» CONSIGNE 1
D'après la critique de Big eyes, dans quel genre de portraits Margaret Keane est-elle spécialisée ?
» CONSIGNE 2
Recopiez à l'identique le passage de la critique de Big eyes qui commence aux mots « On voit immédiatement » et s'arrête après les mots « aux mains d'argent... ».

» TEXTE À LIRE
* * * * *
Usurpation d'identité

Big eyes (2014) de Tim Burton avec Amy Adams, Christoph Waltz, Terence Stamp, Jason Schwartzman

Usurpation d'identité

A vrai dire, nous n'attendions plus grand chose de Tim Burton dont les derniers films s'avéraient plutôt décevants (le très raté Alice au pays des merveilles, l'anodin Dark shadows...). Nous entendîmes plusieurs sons de cloche à propos de ce dernier opus : certains se montrèrent très élogieux, considérant Big eyes comme un Burton majeur tandis que d'autres le vouèrent immédiatement aux gémonies. Pour ma part, je trouve que le film ne mérite ni ces honneurs, ni ces excès d'indignité.

On voit immédiatement ce qui a pu plaire au cinéaste dans ce « biopic » relatant l'étrange histoire de Margaret Keane, peintre spécialisée dans les portraits d'enfants aux yeux énormes, qui se fait « voler » son œuvre par un mari mythomane et fanfaron qui s'attribue la paternité de ses tableaux. D'abord, ce côté « biopic » d'une artiste plutôt kitsch nous renvoie aux beaux jours du magnifique Ed Wood, d'autant plus que l'héroïne (incarnée par la belle Amy Adams) a un côté excentrique et anticonformiste très « burtonien » : elle est séparée d'un mari étouffant à une époque (début des années 60) où c'était très mal vu, elle fuit – en ouverture du film- un univers pavillonnaire aux couleurs pastel qui évoque furieusement Edward aux mains d'argent...
* * * * *
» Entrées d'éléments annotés
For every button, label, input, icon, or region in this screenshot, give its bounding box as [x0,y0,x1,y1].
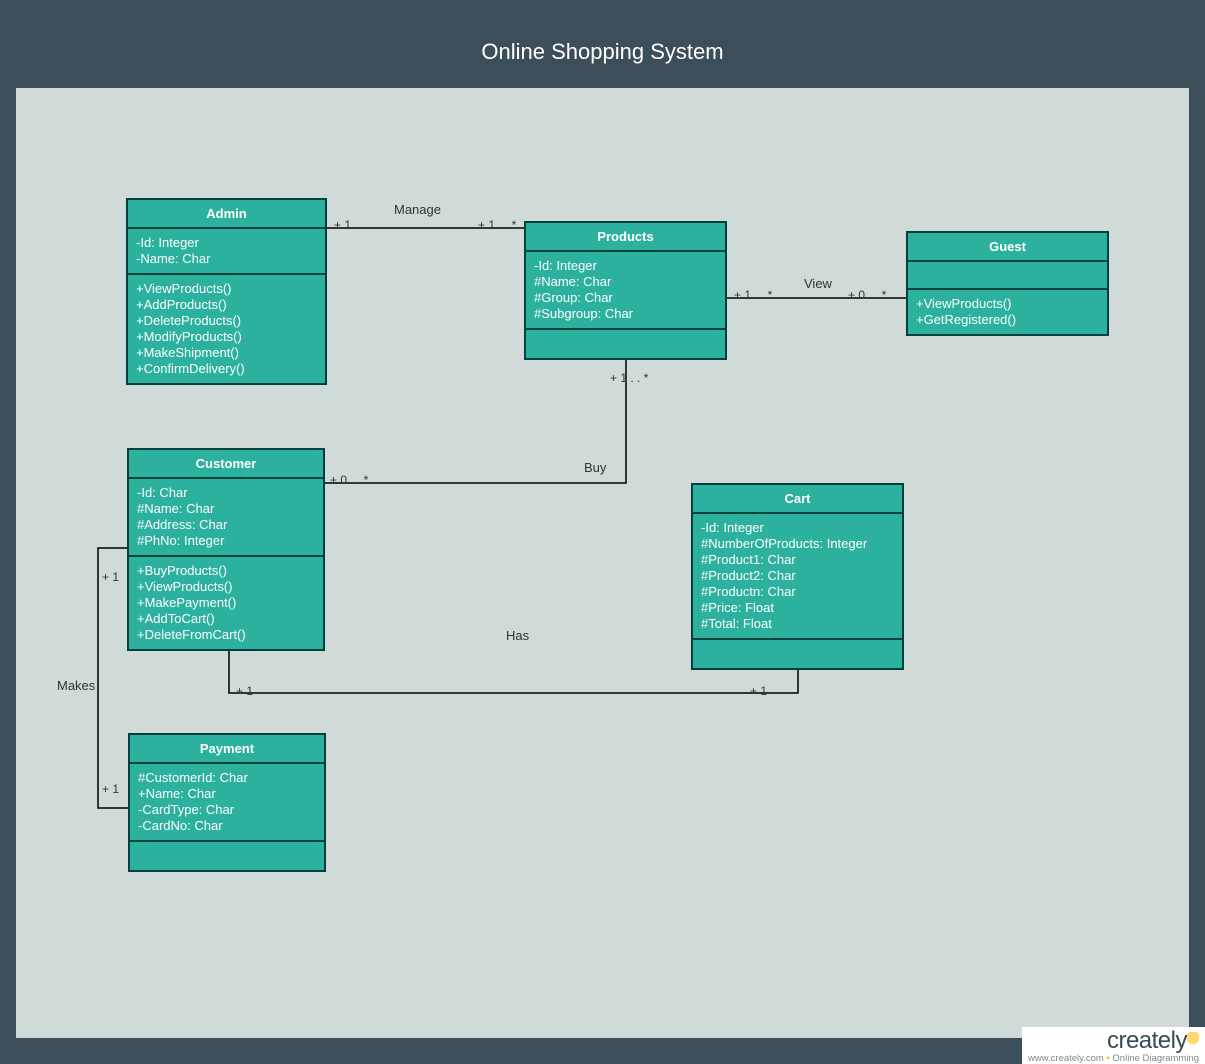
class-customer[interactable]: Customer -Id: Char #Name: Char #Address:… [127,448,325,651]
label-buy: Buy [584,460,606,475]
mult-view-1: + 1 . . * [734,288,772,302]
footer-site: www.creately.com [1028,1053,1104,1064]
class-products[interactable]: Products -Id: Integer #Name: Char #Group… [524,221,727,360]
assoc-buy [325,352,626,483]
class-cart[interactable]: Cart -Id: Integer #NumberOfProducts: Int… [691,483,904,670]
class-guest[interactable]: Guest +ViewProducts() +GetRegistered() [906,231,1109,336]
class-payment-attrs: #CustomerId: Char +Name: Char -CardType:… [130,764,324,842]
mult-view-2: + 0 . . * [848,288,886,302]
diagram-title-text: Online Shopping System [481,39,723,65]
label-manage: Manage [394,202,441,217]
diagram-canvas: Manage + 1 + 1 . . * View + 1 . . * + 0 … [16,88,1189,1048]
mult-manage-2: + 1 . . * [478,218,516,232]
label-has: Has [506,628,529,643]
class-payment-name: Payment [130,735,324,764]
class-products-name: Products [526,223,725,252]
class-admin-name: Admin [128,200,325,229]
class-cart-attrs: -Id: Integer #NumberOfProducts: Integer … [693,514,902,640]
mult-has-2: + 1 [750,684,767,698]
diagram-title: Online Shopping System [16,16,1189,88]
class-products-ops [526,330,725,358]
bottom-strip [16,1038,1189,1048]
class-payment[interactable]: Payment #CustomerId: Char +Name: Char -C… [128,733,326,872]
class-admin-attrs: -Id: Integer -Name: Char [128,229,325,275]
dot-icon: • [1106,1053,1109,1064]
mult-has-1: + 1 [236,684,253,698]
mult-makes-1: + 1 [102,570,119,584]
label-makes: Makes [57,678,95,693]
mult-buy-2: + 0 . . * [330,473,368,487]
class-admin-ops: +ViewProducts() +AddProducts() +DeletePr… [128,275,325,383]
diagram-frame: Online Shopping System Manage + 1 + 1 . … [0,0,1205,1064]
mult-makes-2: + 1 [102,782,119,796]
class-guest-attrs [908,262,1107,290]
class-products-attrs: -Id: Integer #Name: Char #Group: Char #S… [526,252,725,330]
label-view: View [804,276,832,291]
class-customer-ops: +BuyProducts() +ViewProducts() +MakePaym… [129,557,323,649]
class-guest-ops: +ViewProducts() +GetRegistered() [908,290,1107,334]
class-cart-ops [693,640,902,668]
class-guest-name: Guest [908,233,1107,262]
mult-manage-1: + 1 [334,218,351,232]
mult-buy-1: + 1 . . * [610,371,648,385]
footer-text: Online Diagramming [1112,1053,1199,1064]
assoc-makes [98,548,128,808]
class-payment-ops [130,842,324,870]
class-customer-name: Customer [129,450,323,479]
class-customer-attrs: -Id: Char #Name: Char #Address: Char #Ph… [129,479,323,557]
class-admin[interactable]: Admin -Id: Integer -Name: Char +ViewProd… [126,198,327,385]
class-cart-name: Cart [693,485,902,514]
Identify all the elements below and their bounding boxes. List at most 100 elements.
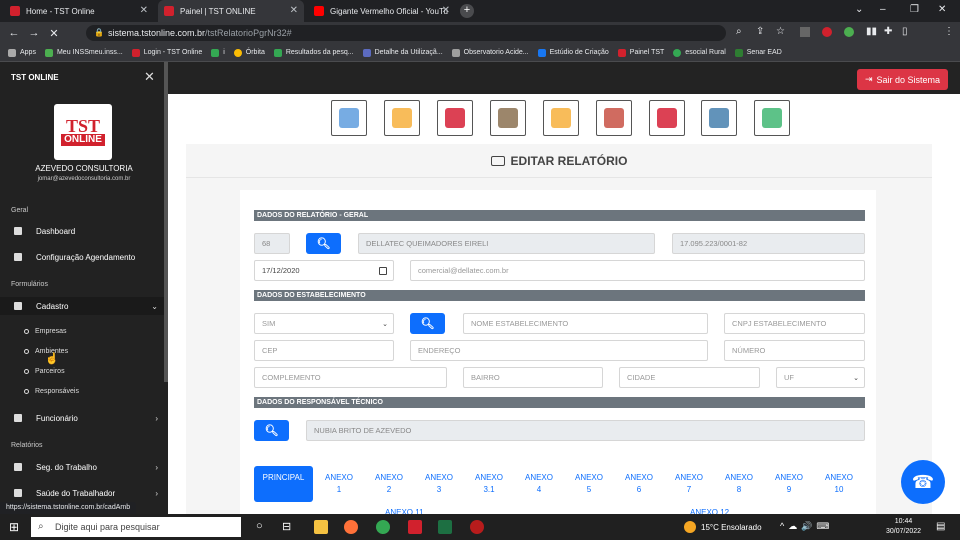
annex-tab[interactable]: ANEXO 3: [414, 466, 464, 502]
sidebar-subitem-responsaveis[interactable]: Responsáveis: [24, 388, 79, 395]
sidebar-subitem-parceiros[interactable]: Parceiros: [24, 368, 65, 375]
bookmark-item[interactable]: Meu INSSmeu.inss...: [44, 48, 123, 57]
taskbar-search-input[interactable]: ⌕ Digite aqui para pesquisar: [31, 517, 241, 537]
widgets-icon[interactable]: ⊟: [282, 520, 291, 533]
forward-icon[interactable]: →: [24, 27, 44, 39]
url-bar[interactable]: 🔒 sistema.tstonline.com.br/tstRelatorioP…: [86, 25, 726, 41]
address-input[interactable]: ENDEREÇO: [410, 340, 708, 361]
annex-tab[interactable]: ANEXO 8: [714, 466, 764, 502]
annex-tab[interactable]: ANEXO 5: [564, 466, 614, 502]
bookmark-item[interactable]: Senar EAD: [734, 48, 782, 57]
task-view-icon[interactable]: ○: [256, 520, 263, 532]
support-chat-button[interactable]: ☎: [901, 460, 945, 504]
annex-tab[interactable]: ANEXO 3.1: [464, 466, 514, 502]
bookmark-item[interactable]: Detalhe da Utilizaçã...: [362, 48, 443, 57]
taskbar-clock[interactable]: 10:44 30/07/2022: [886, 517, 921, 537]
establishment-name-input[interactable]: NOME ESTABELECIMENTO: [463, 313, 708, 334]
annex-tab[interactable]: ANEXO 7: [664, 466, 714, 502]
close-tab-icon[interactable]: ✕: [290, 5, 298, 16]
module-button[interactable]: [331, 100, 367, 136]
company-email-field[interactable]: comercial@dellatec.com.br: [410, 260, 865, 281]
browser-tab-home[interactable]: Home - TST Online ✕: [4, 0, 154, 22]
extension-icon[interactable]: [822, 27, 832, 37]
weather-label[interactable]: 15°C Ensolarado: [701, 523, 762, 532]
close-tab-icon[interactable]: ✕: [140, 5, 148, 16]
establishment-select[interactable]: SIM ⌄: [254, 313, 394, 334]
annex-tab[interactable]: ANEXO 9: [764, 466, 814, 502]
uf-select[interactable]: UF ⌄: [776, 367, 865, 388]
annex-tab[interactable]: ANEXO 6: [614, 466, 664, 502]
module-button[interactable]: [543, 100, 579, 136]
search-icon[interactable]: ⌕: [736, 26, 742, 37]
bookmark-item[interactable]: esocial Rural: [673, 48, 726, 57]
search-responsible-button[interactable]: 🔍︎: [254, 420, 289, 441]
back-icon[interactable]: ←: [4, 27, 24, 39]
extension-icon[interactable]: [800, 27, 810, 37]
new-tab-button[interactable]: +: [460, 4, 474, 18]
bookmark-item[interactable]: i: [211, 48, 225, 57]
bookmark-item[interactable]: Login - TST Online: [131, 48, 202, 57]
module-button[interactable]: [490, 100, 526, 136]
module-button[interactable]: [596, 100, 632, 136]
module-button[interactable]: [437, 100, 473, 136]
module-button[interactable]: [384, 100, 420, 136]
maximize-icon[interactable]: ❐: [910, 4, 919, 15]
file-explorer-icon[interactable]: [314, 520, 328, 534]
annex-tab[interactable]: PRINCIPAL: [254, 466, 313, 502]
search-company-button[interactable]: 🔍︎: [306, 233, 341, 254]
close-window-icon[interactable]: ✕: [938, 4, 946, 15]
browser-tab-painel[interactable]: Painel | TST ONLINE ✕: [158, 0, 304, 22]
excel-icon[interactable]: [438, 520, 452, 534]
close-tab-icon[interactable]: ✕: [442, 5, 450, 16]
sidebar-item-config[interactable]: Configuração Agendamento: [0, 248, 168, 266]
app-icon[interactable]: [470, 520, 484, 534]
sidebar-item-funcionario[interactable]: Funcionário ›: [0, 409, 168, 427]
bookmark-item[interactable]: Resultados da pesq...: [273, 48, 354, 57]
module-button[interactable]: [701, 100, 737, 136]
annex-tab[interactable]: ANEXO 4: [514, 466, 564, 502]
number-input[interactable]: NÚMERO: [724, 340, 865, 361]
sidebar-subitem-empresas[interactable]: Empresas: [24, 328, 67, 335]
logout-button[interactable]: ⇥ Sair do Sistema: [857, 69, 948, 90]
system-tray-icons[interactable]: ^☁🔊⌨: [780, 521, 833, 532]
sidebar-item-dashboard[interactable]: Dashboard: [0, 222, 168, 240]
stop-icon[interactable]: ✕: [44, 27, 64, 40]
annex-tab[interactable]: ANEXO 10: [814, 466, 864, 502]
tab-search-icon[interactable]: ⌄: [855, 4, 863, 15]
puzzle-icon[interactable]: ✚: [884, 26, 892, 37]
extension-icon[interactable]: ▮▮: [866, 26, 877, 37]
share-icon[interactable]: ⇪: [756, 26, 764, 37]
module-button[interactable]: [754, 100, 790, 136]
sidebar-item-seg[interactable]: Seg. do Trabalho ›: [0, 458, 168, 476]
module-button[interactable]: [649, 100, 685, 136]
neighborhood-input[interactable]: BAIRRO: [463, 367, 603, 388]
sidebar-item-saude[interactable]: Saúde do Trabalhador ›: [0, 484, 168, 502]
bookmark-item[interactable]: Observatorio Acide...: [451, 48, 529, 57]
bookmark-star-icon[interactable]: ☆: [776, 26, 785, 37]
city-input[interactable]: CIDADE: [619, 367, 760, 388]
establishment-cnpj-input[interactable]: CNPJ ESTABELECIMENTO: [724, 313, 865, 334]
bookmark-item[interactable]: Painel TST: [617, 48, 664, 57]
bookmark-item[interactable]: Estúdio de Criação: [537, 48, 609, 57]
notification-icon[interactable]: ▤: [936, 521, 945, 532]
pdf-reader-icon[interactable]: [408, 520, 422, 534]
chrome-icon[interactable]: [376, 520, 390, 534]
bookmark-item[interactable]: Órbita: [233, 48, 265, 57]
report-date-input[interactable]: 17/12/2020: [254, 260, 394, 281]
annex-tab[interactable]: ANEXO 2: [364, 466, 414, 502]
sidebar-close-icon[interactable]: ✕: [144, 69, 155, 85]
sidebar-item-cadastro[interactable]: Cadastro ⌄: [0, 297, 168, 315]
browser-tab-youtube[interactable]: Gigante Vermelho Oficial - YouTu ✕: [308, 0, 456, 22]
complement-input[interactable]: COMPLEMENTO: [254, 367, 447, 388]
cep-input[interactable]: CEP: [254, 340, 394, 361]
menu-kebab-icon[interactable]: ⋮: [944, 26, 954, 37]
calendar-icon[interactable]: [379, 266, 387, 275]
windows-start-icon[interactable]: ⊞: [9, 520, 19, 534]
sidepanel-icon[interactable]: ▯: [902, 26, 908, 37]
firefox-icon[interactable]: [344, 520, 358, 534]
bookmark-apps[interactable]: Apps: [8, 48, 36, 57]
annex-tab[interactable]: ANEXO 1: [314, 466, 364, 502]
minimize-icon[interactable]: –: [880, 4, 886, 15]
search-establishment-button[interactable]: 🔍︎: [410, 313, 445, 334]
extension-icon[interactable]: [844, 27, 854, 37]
* * * * *
» RÉPONSE COMPLÈTE 1
Elle est spécialisée dans les portraits d'enfants aux yeux énormes.

» RÉPONSE COMPLÈTE 2
On voit immédiatement ce qui a pu plaire au cinéaste dans ce « biopic » relatant l'étrange histoire de Margaret Keane, peintre spécialisée dans les portraits d'enfants aux yeux énormes, qui se fait « voler » son œuvre par un mari mythomane et fanfaron qui s'attribue la paternité de ses tableaux. D'abord, ce côté « biopic » d'une artiste plutôt kitsch nous renvoie aux beaux jours du magnifique Ed Wood, d'autant plus que l'héroïne (incarnée par la belle Amy Adams) a un côté excentrique et anticonformiste très « burtonien » : elle est séparée d'un mari étouffant à une époque (début des années 60) où c'était très mal vu, elle fuit – en ouverture du film- un univers pavillonnaire aux couleurs pastel qui évoque furieusement Edward aux mains d'argent...